Exercise goal
Copy out every line exactly, passing over the pictures.

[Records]
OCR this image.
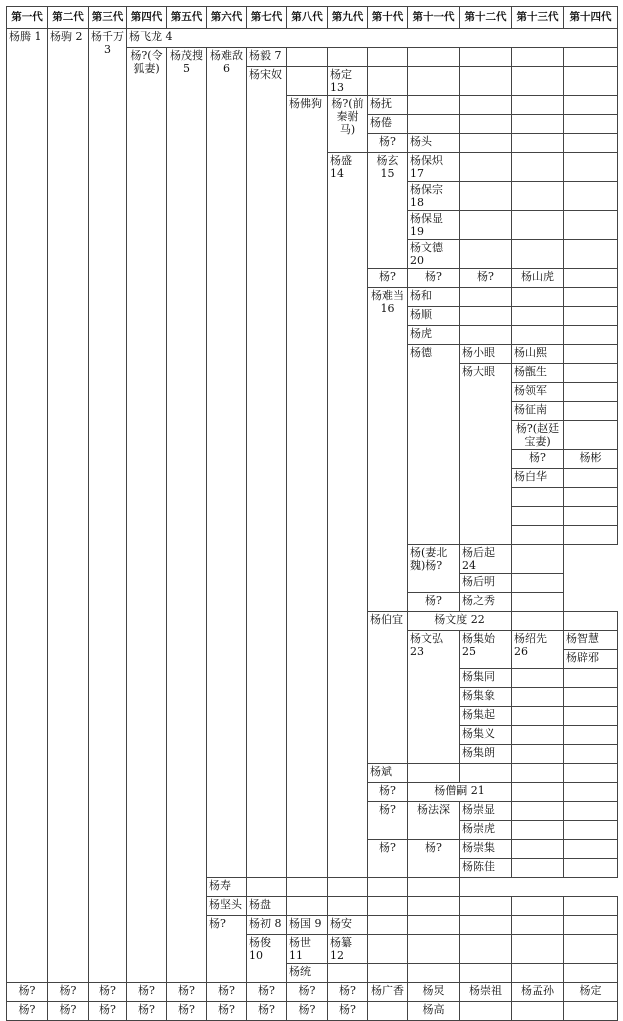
第一代	第二代	第三代	第四代	第五代	第六代	第七代	第八代	第九代	第十代	第十一代	第十二代	第十三代	第十四代
杨腾 1	杨驹 2	杨千万 3	杨飞龙 4										
			杨?(令狐妻)	杨茂搜 5	杨难敌 6	杨毅 7							
						杨宋奴		杨定 13					
							杨佛狗	杨?(前秦驸马)	杨抚				
									杨倦				
									杨?	杨头			
								杨盛 14	杨玄 15	杨保炽 17			
										杨保宗 18			
										杨保显 19			
										杨文德 20			
									杨?	杨?	杨?	杨山虎	
									杨难当 16	杨和			
										杨顺			
										杨虎			
										杨德	杨小眼	杨山熙	
											杨大眼	杨甑生	
												杨领军	
												杨征南	
												杨?(赵廷宝妻)	
												杨?	杨彬
												杨白华	

										杨(妻北魏)杨?	杨后起 24		
											杨后明		
										杨?	杨之秀		
									杨伯宜	杨文度 22			
										杨文弘 23	杨集始 25	杨绍先 26	杨智慧
													杨辟邪
											杨集同		
											杨集象		
											杨集起		
											杨集义		
											杨集朗		
									杨斌				
									杨?	杨僧嗣 21			
									杨?	杨法深	杨崇显		
											杨崇虎		
									杨?	杨?	杨崇集		
											杨陈佳		
					杨寿								
					杨坚头	杨盘							
					杨?	杨初 8	杨国 9	杨安					
						杨俊 10	杨世 11	杨纂 12					
							杨统						
杨?	杨?	杨?	杨?	杨?	杨?	杨?	杨?	杨?	杨广香	杨炅	杨崇祖	杨孟孙	杨定
杨?	杨?	杨?	杨?	杨?	杨?	杨?	杨?	杨?		杨高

Solution to this task
OCR this image.
第一代	第二代	第三代	第四代	第五代	第六代	第七代	第八代	第九代	第十代	第十一代	第十二代	第十三代	第十四代
杨腾 1	杨驹 2	杨千万 3	杨飞龙 4										
			杨?(令狐妻)	杨茂搜 5	杨难敌 6	杨毅 7							
						杨宋奴		杨定 13					
							杨佛狗	杨?(前秦驸马)	杨抚				
									杨倦				
									杨?	杨头			
								杨盛 14	杨玄 15	杨保炽 17			
										杨保宗 18			
										杨保显 19			
										杨文德 20			
									杨?	杨?	杨?	杨山虎	
									杨难当 16	杨和			
										杨顺			
										杨虎			
										杨德	杨小眼	杨山熙	
											杨大眼	杨甑生	
												杨领军	
												杨征南	
												杨?(赵廷宝妻)	
												杨?	杨彬
												杨白华	

										杨(妻北魏)杨?	杨后起 24		
											杨后明		
										杨?	杨之秀		
									杨伯宜	杨文度 22			
										杨文弘 23	杨集始 25	杨绍先 26	杨智慧
													杨辟邪
											杨集同		
											杨集象		
											杨集起		
											杨集义		
											杨集朗		
									杨斌				
									杨?	杨僧嗣 21			
									杨?	杨法深	杨崇显		
											杨崇虎		
									杨?	杨?	杨崇集		
											杨陈佳		
					杨寿								
					杨坚头	杨盘							
					杨?	杨初 8	杨国 9	杨安					
						杨俊 10	杨世 11	杨纂 12					
							杨统						
杨?	杨?	杨?	杨?	杨?	杨?	杨?	杨?	杨?	杨广香	杨炅	杨崇祖	杨孟孙	杨定
杨?	杨?	杨?	杨?	杨?	杨?	杨?	杨?	杨?		杨高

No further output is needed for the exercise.